── Filas dadas ──

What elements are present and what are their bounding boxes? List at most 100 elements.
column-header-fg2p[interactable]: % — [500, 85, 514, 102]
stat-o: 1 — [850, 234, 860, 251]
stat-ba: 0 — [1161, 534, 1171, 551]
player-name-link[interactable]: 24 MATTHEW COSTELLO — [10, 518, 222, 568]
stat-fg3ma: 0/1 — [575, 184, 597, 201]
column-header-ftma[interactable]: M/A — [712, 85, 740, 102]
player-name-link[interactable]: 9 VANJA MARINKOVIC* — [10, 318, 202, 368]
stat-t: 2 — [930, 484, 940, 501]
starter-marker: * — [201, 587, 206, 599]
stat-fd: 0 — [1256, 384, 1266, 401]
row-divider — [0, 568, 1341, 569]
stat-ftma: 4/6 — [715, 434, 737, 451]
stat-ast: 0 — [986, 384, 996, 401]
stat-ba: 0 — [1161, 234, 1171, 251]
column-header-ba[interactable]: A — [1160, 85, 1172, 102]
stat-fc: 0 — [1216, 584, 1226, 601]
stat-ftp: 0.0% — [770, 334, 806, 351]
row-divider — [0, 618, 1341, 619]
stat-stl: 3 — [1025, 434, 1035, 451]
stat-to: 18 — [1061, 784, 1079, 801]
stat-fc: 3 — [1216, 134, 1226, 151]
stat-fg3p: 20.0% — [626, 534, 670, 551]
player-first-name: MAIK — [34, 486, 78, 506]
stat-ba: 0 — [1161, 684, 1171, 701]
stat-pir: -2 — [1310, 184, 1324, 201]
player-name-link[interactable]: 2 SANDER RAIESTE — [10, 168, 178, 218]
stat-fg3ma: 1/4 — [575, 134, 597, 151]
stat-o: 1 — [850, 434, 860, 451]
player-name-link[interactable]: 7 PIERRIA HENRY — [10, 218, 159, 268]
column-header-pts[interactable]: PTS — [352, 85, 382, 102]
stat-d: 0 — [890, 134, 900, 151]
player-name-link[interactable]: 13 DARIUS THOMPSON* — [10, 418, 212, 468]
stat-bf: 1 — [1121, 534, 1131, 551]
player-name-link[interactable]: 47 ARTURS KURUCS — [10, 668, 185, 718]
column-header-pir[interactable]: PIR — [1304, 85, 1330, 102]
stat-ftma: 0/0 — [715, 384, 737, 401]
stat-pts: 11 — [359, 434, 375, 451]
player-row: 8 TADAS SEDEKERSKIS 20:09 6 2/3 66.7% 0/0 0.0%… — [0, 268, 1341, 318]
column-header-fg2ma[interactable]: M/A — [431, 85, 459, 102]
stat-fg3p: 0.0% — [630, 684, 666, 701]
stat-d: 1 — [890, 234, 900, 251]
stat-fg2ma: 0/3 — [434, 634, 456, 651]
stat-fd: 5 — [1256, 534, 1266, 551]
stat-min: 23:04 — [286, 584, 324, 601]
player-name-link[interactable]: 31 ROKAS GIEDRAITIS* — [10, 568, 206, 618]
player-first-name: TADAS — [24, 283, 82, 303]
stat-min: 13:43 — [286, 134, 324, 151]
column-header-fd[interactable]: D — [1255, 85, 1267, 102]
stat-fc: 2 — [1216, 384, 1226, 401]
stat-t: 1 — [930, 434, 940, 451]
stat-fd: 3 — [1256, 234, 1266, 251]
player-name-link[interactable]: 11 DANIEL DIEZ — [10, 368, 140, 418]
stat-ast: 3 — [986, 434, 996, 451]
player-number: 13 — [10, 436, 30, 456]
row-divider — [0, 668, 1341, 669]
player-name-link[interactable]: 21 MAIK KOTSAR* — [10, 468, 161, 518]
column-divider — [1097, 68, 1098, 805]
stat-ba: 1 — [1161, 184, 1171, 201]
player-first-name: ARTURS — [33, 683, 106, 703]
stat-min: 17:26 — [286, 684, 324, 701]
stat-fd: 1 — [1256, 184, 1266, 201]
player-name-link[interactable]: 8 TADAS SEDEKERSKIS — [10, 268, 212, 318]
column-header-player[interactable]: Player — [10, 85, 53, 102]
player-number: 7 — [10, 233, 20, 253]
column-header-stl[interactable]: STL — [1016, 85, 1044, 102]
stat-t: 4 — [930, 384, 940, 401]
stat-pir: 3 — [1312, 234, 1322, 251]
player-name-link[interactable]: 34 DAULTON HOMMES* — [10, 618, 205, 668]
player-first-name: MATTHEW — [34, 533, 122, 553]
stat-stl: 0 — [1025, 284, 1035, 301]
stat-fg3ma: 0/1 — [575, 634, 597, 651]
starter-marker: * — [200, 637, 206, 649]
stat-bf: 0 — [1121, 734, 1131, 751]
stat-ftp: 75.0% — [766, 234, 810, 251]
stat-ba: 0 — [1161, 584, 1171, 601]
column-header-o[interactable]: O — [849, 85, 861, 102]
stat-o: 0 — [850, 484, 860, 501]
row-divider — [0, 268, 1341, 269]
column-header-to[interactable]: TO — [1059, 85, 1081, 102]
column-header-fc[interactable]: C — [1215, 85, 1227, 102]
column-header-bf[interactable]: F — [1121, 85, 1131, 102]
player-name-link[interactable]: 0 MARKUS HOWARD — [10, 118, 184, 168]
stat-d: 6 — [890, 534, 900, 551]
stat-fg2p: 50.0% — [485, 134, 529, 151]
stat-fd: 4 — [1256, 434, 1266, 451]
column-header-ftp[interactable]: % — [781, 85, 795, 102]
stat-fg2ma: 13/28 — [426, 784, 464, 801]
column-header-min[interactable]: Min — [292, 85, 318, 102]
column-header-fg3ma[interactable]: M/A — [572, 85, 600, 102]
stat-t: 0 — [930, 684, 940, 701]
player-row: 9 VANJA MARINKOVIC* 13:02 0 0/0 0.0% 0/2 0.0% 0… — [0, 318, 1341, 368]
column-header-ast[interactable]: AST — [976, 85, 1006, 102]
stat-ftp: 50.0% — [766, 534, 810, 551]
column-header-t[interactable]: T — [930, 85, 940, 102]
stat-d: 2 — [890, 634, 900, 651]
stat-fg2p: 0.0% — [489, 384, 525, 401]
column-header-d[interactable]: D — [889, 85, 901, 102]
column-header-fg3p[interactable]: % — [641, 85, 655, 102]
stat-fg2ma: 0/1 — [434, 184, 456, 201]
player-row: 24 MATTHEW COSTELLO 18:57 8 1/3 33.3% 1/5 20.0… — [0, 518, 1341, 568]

───

Reproduce sin ningún cambio las filas que van desde el comienzo hasta la que contiene "player-name-link[interactable]: 24 MATTHEW", ambas incluidas.

* [Ejercicio resuelto]:
What elements are present and what are their bounding boxes? List at most 100 elements.
column-header-fg2p[interactable]: % — [500, 85, 514, 102]
stat-o: 1 — [850, 234, 860, 251]
stat-ba: 0 — [1161, 534, 1171, 551]
player-name-link[interactable]: 24 MATTHEW COSTELLO — [10, 518, 222, 568]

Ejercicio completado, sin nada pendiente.